EXTRACT TO READ:
# # # # #

Mom used to occasionally be struck by such fits of reorganization. Her M.O. was to send me to clean the garage, where any scrap pieces of hose, pipe or wood left from Dad’s projects would be loaded into the back of the Jeep and carried to the dump (in the days before they were called landfills.)

Invariable, two or three weeks would go by before Dad would be looking for that three-foot piece of pipe he just knew he’d put over behind the snowthrower.

In my younger years, Uncle Tom regularly claimed that when he would visit us and leave his wife alone, she would go down to his woodworking shop and clean up. She put all the tools where they seemed to belong, neatly hung on the pegboard, or safely stored in drawers. She sorted and stacked the wood.

“She’s cleaned my workshop and now I can’t find a thing,” Uncle Tom would later say.

There are tools in our garage useful for a variety of as-yet unknown purposes. I know from experience I will not be able to find them when I need them.

But I must admit when she is done, the garage will look nice. For a week or so, maybe a month, there will be room to walk through the space. During the winter, we will pile stuff in the open floor space, slowly burying any temporary resemblance to a one-car garage.

Sometime next spring or summer, just about when I’ve discovered the new location of a few things I had given up seeking, She Who Must be Loved Will be over-wrought with energy.

And a need once again to clean up “stuff.”

# # # # #

RECORD EXCERPTS:
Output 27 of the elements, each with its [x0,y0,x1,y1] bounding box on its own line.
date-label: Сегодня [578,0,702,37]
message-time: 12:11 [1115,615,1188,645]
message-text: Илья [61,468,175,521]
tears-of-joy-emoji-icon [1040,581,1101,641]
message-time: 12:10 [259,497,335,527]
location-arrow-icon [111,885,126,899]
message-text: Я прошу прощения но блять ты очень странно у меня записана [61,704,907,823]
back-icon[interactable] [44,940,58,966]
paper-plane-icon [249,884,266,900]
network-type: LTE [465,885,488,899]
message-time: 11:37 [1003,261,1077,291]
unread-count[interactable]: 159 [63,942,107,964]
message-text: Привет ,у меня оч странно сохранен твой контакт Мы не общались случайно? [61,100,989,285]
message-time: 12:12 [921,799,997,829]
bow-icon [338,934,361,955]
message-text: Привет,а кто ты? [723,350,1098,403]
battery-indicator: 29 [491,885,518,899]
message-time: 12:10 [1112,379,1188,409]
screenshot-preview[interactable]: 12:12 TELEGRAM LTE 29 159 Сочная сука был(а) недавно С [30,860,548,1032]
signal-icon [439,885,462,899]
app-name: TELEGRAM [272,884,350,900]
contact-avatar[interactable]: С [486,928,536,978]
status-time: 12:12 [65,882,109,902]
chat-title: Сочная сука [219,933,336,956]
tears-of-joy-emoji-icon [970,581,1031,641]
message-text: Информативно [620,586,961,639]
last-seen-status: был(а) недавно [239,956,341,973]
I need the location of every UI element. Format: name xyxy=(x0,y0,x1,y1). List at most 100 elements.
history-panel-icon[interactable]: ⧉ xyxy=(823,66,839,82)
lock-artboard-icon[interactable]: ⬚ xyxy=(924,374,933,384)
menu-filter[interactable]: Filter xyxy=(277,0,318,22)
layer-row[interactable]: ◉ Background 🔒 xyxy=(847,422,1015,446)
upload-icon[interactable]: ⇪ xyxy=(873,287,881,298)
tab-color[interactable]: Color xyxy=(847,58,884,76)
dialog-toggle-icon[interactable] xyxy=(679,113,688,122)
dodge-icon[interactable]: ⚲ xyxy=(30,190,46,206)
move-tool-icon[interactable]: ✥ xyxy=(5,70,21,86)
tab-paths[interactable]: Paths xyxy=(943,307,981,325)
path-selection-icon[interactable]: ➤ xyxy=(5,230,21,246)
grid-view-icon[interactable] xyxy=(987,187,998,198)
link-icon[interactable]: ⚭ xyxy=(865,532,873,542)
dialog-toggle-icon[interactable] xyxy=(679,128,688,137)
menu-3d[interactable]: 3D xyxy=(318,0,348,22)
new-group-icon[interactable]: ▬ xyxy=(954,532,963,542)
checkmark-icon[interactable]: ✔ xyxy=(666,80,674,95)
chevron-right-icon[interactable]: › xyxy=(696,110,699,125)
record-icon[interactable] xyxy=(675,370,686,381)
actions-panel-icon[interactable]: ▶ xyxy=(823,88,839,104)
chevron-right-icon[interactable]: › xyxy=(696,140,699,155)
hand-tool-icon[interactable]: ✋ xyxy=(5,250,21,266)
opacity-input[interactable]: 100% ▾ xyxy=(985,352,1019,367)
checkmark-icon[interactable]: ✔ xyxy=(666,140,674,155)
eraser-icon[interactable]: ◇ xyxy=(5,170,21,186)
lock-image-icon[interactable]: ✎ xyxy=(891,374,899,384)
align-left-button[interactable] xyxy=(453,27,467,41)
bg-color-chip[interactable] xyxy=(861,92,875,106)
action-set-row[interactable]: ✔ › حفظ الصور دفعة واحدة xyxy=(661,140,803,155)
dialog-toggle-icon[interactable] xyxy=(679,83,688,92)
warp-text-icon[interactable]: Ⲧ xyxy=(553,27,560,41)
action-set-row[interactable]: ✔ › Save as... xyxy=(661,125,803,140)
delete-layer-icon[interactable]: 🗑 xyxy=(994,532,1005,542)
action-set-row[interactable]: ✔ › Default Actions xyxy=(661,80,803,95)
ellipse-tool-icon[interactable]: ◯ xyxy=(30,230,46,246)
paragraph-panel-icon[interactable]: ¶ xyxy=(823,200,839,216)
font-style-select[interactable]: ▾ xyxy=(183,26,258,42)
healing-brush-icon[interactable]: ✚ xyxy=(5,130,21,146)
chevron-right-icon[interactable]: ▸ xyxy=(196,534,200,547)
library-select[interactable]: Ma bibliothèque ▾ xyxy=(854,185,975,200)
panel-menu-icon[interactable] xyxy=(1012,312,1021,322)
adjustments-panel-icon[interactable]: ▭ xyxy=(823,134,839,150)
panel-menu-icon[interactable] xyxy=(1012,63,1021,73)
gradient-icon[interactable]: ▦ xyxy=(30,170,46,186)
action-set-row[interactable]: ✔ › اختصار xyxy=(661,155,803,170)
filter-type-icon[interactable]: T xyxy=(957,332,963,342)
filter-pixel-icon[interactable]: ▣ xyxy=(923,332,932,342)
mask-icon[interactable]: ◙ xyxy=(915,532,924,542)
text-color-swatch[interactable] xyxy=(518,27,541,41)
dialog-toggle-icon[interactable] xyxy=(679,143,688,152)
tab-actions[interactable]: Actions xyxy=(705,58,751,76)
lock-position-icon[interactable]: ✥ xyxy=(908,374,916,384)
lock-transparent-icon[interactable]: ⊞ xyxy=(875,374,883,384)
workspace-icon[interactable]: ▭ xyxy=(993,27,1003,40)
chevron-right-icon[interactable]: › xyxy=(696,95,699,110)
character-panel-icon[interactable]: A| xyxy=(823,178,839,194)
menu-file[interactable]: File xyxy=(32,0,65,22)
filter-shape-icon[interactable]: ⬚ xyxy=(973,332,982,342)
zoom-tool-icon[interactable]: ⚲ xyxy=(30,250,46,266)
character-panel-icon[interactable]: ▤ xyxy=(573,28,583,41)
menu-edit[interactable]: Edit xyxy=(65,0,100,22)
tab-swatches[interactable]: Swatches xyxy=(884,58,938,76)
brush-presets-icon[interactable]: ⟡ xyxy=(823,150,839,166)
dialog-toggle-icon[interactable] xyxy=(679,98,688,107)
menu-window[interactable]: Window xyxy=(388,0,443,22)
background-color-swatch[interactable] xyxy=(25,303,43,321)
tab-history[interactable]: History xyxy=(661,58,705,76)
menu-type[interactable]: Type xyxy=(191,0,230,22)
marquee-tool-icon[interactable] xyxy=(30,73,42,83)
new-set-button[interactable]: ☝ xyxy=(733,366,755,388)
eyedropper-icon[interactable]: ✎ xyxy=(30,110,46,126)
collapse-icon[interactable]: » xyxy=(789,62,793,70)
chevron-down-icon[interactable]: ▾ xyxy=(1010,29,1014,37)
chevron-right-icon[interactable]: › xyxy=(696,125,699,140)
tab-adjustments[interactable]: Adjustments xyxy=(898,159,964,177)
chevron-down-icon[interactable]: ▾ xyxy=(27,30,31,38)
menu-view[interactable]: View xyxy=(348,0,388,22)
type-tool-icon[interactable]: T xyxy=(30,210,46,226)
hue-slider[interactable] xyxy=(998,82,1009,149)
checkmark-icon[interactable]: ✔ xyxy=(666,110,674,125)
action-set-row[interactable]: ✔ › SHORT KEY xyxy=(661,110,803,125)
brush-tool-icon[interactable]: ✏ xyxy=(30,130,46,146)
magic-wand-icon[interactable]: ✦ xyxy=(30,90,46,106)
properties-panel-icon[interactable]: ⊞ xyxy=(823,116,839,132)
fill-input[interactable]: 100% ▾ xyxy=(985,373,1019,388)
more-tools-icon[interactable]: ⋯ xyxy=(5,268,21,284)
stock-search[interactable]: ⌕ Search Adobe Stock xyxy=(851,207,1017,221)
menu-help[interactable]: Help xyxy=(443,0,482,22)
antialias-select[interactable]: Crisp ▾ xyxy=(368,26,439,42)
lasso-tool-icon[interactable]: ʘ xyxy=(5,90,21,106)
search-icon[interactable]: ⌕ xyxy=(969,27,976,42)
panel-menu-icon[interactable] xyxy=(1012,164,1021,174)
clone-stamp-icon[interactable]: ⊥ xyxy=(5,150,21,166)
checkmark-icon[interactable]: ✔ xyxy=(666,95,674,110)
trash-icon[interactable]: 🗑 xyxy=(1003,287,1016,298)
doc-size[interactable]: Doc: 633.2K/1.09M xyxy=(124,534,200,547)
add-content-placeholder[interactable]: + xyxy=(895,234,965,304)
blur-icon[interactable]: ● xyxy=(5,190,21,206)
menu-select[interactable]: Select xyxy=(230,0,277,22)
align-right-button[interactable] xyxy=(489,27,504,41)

# # # # #

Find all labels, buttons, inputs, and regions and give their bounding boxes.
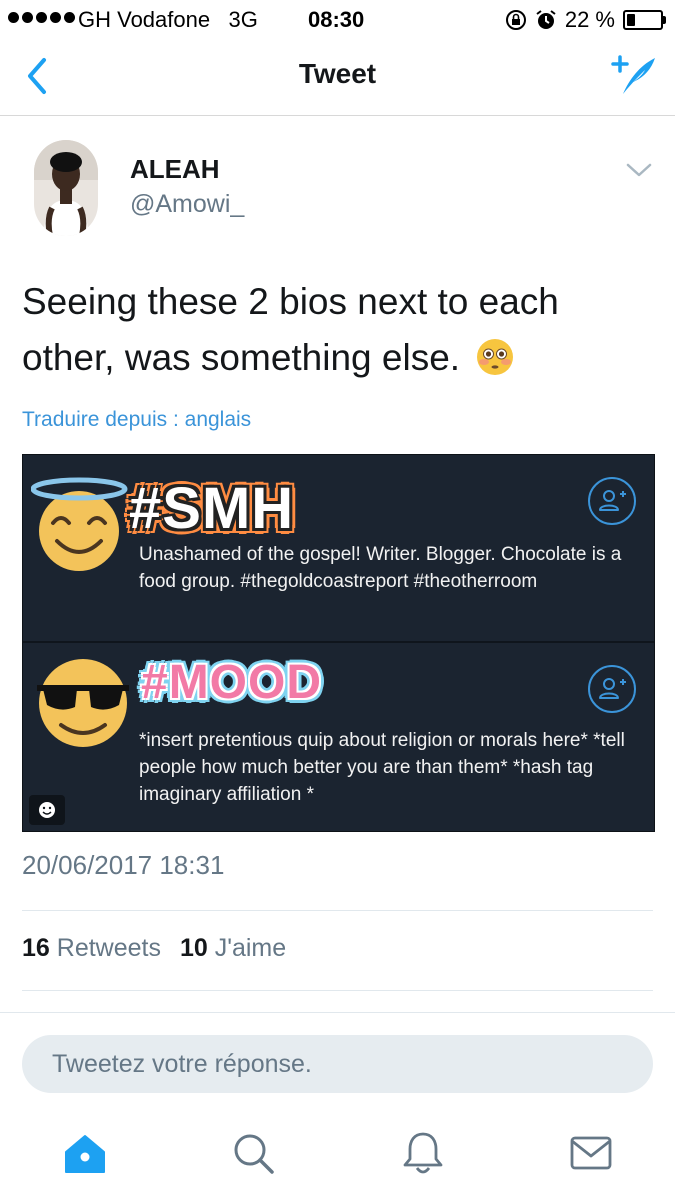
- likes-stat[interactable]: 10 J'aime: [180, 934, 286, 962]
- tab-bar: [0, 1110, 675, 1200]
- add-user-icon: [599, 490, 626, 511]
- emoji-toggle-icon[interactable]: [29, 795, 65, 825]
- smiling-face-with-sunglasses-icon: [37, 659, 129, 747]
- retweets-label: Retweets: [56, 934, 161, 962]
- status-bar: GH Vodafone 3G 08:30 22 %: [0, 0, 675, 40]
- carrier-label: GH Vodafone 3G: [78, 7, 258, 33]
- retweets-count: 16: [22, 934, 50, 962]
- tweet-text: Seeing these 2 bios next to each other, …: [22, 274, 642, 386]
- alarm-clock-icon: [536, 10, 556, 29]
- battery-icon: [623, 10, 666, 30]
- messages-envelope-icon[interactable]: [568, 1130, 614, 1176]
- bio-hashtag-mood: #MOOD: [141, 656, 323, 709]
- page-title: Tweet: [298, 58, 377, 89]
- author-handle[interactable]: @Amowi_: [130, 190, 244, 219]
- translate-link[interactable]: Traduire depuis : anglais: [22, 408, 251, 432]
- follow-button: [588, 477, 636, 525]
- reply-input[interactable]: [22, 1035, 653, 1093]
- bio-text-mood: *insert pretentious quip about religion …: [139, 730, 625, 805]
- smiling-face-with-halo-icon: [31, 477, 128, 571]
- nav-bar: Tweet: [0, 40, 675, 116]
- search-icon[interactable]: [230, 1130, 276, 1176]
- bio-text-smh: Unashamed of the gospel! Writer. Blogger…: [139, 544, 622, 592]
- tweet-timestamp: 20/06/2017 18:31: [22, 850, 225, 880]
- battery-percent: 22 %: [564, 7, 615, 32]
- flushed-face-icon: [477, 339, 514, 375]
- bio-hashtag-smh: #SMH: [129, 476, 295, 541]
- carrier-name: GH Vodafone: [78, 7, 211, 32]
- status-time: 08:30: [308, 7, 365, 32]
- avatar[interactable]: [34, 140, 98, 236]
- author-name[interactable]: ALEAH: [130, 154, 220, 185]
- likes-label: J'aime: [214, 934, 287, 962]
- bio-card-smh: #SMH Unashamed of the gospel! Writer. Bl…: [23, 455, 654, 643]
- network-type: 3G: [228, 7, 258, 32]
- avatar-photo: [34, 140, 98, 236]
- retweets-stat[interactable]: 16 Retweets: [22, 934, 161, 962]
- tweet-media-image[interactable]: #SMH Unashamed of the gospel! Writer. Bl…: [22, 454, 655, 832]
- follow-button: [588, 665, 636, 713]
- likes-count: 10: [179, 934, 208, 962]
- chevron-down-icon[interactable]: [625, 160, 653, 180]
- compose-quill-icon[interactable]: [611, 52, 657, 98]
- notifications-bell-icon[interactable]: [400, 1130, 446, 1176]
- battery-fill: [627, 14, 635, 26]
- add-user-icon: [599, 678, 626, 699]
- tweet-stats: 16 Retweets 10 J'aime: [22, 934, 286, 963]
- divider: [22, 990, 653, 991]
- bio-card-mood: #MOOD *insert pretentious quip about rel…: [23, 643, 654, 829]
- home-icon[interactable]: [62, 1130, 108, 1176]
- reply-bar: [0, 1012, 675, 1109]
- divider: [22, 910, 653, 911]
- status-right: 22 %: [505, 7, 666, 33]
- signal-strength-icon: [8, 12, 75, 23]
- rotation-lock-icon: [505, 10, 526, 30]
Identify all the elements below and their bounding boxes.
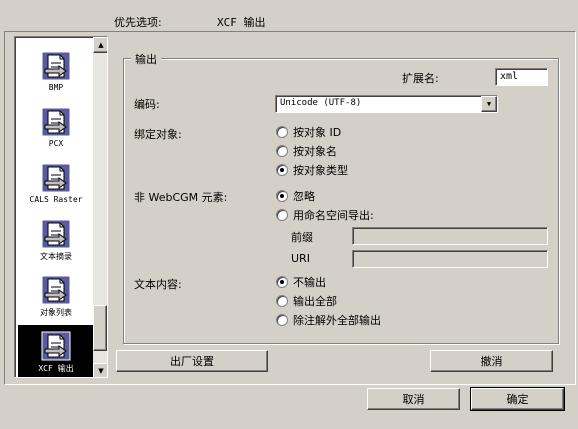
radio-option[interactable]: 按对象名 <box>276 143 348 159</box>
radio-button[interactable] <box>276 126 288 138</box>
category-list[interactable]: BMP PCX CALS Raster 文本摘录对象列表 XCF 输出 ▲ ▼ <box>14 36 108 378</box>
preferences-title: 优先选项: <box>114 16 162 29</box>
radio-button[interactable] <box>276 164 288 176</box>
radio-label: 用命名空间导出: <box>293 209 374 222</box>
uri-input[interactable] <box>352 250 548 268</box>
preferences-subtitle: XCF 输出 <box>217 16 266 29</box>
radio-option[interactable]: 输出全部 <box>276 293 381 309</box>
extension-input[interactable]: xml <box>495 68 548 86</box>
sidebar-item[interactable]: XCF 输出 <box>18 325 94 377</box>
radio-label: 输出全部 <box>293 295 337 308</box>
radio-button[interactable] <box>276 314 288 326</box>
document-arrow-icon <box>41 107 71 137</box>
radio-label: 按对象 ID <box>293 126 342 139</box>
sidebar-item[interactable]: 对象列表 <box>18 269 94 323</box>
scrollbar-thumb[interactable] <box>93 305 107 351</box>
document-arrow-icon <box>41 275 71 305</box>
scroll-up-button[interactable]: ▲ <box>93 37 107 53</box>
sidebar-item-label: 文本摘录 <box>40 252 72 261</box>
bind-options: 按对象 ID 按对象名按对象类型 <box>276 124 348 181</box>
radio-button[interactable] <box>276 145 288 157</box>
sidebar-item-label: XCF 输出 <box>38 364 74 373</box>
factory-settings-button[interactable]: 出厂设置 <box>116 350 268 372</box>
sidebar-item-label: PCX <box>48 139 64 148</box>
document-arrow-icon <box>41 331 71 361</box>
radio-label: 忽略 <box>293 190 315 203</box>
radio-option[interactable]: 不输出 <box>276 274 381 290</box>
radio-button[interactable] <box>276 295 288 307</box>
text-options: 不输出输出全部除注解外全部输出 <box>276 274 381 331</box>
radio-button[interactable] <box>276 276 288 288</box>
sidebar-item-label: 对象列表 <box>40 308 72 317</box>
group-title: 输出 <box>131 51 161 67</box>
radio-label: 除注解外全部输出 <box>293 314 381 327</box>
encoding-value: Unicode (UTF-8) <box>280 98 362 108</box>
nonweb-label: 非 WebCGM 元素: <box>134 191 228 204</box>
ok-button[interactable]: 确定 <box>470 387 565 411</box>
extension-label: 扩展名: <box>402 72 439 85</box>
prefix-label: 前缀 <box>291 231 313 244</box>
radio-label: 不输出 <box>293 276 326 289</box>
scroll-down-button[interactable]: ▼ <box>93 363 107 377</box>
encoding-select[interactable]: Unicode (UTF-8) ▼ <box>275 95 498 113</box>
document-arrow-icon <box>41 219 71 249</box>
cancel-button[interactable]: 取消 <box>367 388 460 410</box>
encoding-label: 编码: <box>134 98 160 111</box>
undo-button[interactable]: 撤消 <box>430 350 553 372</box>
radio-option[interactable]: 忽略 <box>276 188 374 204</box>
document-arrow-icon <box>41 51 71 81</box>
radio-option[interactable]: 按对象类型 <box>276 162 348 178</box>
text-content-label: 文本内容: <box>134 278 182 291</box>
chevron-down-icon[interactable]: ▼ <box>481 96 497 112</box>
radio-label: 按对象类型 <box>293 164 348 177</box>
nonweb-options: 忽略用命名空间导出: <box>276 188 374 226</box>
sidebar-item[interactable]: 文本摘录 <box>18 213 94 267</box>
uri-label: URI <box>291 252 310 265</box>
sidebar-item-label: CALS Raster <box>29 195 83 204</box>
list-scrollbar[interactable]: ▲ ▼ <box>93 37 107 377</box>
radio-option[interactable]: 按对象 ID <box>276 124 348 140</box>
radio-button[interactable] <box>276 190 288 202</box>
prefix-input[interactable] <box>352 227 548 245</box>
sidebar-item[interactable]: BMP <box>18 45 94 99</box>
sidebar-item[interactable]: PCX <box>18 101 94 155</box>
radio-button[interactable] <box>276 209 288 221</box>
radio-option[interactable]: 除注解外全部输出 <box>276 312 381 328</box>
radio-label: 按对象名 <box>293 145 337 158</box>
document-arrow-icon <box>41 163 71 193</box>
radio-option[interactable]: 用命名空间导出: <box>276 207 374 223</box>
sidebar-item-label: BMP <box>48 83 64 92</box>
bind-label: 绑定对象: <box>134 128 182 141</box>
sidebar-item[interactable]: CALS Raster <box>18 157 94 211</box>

# # # # #

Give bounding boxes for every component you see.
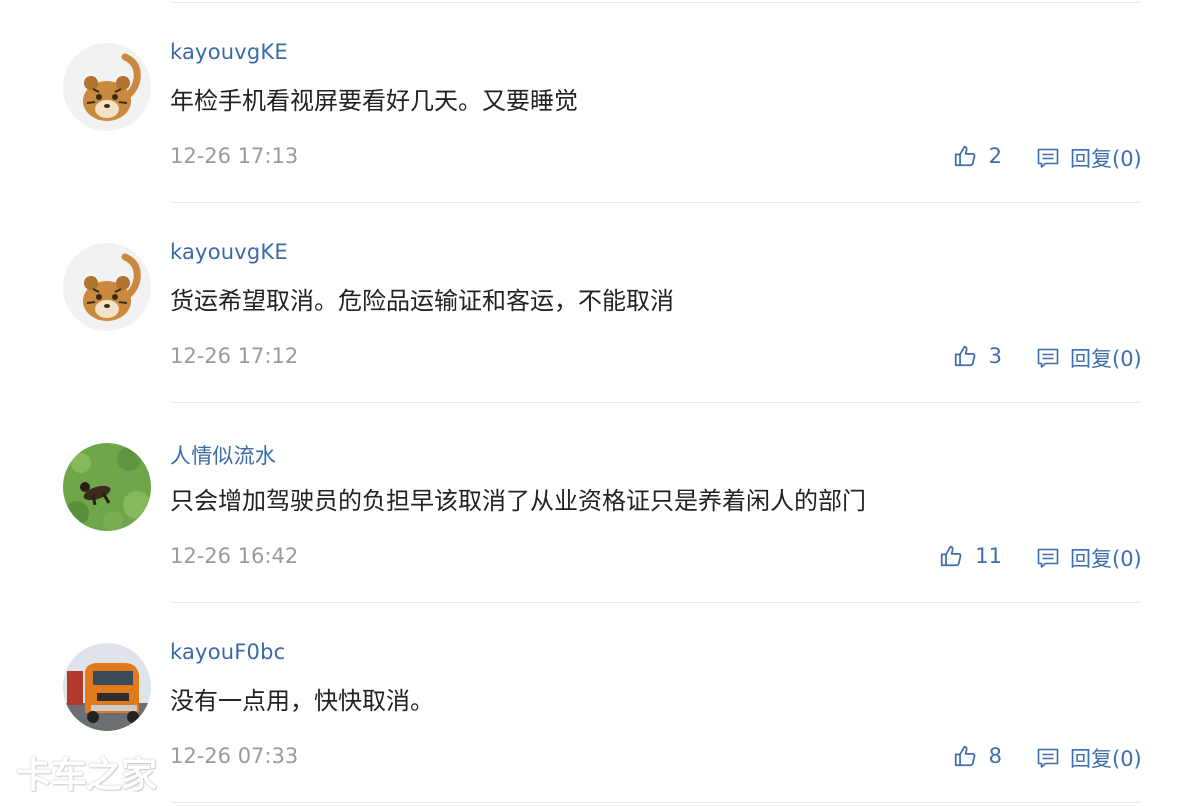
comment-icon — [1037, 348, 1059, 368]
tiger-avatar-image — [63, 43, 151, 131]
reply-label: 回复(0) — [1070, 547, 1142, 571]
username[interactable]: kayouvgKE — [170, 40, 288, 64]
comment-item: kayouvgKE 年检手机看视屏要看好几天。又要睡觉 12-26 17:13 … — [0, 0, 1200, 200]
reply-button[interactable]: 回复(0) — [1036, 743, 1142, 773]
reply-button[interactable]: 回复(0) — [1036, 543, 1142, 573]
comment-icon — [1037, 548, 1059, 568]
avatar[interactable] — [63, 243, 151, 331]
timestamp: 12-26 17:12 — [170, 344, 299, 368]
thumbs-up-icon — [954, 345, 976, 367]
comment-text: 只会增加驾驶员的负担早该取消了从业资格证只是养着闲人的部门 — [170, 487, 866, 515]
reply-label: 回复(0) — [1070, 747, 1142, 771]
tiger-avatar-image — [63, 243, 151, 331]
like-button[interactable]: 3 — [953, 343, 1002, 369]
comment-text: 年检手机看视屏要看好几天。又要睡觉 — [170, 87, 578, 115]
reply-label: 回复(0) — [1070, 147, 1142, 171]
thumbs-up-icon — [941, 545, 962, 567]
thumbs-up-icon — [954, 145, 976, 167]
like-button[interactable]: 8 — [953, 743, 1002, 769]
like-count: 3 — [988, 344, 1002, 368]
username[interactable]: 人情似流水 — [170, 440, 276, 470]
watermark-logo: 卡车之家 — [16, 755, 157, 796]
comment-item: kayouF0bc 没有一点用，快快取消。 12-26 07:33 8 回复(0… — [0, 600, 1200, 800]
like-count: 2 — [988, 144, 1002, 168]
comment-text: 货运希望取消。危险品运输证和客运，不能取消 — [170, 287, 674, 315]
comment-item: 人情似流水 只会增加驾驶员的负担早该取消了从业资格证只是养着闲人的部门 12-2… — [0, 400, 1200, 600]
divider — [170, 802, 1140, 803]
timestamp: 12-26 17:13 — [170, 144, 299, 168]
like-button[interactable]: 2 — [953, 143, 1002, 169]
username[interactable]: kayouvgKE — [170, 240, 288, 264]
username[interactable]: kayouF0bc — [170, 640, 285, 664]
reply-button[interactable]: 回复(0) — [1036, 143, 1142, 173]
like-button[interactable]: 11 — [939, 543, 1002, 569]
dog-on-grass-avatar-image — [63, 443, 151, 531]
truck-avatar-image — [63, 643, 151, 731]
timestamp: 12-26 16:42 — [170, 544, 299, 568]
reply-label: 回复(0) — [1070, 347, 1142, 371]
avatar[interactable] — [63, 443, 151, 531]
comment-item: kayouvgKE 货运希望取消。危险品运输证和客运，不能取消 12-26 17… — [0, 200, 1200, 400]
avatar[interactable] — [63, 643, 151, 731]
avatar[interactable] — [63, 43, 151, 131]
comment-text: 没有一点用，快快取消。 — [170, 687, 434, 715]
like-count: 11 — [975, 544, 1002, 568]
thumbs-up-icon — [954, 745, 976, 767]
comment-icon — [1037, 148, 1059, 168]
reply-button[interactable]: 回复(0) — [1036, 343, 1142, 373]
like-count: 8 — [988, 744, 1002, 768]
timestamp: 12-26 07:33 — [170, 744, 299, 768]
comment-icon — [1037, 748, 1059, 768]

# # # # #

WHAT YOU HAVE TO DO:
In the essay about cleaning the garage, condense the paragraph that begins "In my younger years" into one or two sentences that keep its main facts.

OUTPUT BELOW:
Uncle Tom often claimed that whenever he came to visit without his wife, she cleaned his woodworking shop. She hung the tools on the pegboard or stored them in drawers, and she sorted and stacked the wood.